--- START Extracted material ---

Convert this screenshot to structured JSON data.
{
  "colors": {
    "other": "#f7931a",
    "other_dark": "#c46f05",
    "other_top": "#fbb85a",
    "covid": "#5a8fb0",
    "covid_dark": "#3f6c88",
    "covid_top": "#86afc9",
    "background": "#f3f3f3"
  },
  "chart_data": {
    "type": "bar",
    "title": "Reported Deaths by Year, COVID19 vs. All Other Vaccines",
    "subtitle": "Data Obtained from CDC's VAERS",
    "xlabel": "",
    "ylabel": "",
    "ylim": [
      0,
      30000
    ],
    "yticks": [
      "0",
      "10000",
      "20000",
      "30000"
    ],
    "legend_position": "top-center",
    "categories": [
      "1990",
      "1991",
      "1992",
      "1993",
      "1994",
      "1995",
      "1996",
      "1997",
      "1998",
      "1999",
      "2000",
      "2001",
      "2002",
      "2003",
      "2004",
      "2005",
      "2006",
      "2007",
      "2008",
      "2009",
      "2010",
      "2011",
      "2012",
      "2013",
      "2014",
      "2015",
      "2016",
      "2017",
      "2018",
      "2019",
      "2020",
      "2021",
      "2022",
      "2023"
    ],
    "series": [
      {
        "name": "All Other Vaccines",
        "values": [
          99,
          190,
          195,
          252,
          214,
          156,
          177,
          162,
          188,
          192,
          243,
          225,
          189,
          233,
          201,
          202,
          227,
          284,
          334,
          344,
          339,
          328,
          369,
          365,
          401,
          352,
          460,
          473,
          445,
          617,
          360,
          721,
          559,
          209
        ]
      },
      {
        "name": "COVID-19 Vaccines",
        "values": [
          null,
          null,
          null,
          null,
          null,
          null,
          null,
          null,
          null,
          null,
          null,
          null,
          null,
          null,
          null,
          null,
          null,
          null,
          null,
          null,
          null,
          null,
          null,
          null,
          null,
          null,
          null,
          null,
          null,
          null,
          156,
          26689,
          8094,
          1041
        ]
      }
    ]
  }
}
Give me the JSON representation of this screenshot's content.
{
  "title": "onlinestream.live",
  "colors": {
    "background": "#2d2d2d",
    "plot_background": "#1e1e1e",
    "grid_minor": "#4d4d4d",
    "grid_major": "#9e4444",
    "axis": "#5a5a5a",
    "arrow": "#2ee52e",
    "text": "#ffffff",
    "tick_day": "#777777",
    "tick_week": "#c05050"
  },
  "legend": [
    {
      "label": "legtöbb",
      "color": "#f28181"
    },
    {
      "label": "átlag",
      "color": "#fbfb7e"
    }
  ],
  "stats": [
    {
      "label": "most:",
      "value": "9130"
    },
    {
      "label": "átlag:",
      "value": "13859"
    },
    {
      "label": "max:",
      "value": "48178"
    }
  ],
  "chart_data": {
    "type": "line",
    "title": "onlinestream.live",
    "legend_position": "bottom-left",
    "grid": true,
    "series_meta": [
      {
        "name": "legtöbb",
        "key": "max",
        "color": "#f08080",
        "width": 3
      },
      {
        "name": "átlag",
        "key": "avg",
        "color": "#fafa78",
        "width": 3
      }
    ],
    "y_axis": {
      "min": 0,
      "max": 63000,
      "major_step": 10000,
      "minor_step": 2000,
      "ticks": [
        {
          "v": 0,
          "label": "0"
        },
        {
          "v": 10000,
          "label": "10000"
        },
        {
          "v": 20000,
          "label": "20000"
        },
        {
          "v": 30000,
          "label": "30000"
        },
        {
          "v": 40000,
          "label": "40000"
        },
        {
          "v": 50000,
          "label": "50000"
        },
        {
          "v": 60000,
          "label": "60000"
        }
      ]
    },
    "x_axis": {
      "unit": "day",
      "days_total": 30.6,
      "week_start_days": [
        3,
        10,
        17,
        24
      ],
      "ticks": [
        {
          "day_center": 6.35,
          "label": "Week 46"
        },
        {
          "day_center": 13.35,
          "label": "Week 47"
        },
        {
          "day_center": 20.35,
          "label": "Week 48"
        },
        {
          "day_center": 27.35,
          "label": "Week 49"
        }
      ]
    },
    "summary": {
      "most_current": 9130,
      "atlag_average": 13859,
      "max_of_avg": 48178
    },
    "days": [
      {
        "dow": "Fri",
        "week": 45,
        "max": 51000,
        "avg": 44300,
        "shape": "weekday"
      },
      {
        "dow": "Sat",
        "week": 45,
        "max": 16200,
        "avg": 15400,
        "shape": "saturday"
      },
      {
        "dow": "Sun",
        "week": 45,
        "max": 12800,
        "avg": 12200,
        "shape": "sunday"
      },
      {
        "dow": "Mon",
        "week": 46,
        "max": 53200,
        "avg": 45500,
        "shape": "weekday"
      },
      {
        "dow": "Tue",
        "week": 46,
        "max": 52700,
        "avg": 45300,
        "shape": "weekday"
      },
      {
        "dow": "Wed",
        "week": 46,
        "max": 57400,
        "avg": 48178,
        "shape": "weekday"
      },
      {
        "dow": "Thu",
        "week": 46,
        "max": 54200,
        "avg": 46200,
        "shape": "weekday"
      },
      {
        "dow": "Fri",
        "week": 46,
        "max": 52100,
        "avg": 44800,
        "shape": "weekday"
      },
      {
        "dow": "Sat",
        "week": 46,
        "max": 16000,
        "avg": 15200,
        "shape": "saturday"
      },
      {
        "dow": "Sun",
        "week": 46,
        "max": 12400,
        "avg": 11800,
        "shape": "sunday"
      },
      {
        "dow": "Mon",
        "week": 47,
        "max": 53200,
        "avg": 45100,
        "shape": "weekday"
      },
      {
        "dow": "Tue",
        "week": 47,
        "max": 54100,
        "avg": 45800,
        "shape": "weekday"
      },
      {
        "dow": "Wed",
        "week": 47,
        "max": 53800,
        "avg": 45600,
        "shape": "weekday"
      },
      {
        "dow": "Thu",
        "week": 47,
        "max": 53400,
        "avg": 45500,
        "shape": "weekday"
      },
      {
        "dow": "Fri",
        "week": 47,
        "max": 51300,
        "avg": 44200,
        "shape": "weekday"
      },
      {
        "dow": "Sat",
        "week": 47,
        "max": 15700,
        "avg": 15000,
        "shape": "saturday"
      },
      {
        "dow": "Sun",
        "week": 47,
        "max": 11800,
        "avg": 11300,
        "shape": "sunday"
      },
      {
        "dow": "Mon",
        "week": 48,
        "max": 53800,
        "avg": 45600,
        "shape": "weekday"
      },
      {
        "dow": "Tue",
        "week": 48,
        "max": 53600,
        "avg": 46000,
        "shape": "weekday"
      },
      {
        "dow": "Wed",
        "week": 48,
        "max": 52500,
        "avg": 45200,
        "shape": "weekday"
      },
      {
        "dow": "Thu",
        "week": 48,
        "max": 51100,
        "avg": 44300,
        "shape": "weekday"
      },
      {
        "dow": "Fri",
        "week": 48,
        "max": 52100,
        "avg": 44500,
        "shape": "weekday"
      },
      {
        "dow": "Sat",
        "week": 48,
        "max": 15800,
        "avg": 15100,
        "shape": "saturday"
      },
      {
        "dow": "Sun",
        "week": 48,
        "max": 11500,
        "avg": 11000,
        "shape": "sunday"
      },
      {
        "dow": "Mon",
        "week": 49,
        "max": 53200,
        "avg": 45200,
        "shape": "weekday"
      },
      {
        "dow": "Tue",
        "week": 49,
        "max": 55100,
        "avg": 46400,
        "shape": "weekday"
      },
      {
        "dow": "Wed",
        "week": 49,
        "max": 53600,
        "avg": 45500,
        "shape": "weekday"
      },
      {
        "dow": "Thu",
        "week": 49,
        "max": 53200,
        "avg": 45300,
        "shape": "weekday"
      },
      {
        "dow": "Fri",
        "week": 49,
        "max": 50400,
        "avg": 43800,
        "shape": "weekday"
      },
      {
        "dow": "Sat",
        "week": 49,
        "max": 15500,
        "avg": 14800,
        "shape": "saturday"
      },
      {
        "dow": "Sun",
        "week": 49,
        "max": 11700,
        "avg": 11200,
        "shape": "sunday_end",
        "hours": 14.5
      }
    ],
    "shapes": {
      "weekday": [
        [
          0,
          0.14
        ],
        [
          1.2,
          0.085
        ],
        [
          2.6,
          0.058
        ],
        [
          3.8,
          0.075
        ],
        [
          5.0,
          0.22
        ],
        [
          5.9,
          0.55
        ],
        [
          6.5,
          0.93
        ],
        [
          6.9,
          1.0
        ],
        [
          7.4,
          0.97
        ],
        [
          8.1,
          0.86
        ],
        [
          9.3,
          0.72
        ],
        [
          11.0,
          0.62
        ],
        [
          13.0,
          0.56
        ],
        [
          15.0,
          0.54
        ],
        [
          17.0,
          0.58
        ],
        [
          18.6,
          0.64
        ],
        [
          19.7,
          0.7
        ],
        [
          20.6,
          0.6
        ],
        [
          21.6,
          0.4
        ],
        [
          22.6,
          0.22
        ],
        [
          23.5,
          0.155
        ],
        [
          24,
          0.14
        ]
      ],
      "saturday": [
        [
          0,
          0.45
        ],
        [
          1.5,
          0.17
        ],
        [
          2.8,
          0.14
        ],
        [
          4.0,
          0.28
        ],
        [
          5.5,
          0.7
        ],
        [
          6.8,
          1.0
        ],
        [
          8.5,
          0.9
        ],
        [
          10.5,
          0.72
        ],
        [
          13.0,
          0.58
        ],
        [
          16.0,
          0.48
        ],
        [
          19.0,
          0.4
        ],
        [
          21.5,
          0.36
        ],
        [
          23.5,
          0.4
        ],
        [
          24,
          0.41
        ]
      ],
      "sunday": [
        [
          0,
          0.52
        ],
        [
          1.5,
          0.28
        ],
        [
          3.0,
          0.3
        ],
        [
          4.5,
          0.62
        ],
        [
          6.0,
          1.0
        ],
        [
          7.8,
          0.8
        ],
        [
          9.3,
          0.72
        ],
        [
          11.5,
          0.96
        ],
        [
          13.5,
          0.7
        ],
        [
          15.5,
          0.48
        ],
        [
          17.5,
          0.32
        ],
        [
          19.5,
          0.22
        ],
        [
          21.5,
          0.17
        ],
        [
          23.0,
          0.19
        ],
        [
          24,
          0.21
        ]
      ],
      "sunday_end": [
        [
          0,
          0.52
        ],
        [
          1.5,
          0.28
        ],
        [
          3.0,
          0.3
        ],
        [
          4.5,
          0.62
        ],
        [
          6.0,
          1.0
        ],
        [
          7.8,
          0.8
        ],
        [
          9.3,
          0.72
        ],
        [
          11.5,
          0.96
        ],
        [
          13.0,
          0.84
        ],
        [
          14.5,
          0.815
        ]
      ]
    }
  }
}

--- END Extracted material ---

Objective —
Identify and copy all lines with the word "screenshot".

Problem solution —
Convert this screenshot to structured JSON data.
Give me the JSON representation of this screenshot's content.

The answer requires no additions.